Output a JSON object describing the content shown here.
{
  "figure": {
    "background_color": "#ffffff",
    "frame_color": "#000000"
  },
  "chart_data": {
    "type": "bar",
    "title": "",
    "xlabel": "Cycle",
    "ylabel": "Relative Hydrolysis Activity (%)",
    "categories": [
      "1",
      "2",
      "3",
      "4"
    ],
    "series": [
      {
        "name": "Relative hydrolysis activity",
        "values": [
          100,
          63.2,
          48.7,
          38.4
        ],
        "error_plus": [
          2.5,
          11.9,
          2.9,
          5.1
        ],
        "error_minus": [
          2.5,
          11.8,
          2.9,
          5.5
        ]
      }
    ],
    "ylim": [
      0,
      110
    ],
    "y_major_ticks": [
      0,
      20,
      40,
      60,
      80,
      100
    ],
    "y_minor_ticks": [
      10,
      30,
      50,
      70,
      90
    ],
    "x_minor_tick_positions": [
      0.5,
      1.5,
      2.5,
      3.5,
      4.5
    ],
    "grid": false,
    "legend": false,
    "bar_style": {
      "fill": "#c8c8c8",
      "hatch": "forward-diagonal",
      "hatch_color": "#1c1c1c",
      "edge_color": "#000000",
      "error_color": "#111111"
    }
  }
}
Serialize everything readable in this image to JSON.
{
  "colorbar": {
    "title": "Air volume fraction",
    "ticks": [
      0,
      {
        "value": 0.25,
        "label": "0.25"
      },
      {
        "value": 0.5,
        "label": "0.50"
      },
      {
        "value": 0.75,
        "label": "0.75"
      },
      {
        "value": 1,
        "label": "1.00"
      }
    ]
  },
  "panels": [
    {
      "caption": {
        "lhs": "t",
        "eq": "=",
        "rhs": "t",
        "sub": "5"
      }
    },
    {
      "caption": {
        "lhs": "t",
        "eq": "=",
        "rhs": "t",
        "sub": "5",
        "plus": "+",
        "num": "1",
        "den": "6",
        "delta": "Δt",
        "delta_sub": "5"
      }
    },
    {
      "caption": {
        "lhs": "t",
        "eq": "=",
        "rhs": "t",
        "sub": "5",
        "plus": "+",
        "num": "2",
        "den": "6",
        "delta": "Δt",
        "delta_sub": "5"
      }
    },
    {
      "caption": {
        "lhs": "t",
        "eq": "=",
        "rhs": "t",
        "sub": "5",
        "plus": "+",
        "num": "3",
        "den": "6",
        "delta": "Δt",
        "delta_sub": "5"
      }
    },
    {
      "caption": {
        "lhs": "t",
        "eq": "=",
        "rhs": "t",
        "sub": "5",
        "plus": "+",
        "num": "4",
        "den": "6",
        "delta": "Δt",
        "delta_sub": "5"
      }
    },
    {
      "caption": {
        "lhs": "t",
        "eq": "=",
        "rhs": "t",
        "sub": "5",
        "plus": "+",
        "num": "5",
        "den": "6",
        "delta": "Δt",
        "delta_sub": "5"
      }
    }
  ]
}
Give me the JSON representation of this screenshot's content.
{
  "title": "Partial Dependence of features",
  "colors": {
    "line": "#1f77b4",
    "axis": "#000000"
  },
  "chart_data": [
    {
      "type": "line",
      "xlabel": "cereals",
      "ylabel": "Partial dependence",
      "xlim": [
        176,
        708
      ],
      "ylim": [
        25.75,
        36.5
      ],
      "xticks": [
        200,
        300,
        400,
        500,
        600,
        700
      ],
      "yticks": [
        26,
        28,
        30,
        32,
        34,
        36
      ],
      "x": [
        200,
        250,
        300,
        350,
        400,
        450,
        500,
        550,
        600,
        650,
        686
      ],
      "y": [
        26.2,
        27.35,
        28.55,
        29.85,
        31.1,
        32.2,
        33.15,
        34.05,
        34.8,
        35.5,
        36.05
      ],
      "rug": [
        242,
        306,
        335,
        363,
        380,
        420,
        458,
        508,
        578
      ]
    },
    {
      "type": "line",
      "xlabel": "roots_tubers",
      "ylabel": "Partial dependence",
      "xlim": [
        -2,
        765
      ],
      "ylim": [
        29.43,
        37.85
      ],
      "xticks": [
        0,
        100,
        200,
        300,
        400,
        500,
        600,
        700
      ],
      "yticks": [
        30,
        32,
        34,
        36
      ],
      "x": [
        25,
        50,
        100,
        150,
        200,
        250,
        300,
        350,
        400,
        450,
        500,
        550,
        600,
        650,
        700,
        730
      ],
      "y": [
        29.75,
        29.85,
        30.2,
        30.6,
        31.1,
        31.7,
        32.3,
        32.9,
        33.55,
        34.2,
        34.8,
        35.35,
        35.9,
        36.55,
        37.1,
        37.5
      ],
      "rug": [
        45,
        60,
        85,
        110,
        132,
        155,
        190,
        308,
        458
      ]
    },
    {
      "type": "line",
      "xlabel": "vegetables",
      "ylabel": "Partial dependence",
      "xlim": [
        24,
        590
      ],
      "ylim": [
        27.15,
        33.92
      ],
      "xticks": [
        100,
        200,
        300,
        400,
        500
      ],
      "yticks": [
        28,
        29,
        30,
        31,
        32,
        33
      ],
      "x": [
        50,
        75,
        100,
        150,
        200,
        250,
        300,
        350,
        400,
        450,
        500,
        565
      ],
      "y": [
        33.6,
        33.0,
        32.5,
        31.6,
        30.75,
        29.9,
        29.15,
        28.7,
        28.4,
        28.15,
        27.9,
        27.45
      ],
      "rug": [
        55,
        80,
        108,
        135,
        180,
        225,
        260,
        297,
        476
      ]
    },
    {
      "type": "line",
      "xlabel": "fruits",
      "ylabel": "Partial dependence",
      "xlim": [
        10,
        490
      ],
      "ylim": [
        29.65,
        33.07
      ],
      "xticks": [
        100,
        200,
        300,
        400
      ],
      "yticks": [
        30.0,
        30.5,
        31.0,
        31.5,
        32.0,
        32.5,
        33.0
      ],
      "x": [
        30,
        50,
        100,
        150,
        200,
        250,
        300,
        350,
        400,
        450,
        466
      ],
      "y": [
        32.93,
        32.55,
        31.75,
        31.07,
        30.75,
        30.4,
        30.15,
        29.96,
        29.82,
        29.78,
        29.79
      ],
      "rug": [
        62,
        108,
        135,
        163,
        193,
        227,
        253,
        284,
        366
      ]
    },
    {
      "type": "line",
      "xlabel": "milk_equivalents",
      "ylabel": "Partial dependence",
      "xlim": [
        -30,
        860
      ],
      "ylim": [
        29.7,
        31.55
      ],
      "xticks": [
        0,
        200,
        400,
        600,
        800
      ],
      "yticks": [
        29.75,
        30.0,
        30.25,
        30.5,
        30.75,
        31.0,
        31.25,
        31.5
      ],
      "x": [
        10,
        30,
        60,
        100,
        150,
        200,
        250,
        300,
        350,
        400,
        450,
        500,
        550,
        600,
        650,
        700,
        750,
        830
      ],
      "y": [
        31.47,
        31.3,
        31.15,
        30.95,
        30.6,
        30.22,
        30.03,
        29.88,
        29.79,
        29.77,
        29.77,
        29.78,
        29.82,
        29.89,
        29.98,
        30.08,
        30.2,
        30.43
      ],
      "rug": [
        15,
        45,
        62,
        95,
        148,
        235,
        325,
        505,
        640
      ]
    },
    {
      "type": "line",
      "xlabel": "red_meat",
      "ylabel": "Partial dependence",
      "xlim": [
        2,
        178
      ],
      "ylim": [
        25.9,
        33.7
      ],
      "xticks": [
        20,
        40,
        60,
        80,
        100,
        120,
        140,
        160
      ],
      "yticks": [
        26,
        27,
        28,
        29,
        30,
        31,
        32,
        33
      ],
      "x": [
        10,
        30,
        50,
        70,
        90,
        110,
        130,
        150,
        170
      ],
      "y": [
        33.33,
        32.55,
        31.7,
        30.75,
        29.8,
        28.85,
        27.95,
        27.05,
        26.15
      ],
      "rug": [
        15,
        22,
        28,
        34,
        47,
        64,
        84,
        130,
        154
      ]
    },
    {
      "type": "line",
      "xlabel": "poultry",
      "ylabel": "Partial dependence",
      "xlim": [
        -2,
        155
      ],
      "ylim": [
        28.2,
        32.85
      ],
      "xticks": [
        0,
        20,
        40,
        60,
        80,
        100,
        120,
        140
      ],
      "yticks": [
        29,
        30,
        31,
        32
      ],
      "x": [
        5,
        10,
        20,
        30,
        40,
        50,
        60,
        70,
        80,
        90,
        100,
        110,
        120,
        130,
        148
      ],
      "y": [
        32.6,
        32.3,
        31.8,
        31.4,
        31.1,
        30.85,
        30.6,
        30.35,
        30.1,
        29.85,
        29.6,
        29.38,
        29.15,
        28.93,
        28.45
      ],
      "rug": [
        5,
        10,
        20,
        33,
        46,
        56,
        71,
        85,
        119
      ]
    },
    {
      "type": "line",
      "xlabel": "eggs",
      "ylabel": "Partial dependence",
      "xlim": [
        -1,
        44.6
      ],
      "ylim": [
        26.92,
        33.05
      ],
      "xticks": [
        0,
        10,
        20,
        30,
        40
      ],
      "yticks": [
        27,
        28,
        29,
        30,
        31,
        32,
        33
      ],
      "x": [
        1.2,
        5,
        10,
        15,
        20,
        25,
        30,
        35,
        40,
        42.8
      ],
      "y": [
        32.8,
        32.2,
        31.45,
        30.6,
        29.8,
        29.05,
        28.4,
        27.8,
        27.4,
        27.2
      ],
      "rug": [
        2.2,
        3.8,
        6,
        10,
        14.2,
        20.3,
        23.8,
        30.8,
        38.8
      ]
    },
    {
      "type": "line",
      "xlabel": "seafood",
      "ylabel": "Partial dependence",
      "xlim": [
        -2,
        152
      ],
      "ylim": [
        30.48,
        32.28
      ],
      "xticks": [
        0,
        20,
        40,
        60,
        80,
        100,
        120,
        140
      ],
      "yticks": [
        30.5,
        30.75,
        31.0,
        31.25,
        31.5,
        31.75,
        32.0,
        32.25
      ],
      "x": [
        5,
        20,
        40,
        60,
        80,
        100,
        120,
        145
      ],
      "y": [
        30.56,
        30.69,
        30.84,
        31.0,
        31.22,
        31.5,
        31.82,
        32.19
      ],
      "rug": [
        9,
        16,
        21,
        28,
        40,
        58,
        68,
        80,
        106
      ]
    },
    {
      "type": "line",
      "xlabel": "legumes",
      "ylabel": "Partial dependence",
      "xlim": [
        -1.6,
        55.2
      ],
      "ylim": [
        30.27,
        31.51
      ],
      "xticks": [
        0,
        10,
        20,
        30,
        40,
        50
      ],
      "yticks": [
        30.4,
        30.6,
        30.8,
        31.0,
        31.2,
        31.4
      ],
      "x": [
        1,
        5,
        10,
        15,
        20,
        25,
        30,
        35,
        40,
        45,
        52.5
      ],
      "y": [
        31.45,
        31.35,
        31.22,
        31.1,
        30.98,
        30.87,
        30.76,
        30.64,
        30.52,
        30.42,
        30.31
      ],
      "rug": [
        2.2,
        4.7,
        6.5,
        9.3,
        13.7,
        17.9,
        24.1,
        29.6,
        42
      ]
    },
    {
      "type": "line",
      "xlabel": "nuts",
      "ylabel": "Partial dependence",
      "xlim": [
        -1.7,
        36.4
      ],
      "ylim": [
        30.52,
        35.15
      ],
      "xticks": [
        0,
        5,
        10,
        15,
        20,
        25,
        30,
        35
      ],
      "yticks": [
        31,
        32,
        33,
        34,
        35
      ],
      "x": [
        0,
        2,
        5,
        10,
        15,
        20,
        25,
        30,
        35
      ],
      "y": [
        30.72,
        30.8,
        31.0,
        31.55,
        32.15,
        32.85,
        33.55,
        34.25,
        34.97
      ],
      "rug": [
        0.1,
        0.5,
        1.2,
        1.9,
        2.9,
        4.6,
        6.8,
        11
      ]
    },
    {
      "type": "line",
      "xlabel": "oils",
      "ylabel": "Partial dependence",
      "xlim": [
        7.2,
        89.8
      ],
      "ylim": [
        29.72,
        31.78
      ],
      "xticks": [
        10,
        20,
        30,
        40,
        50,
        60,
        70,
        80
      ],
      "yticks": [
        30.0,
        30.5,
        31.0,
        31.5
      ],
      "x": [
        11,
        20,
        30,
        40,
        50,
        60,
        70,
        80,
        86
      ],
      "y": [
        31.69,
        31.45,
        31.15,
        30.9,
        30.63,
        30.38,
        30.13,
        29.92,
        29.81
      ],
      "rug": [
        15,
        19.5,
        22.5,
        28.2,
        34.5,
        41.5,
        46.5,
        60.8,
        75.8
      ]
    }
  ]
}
★ ★ ★ ★
§ **Direction**
Indicate how many lines of the material contain the string "Relative", giving the number and nothing more.

§ **Completed task**
2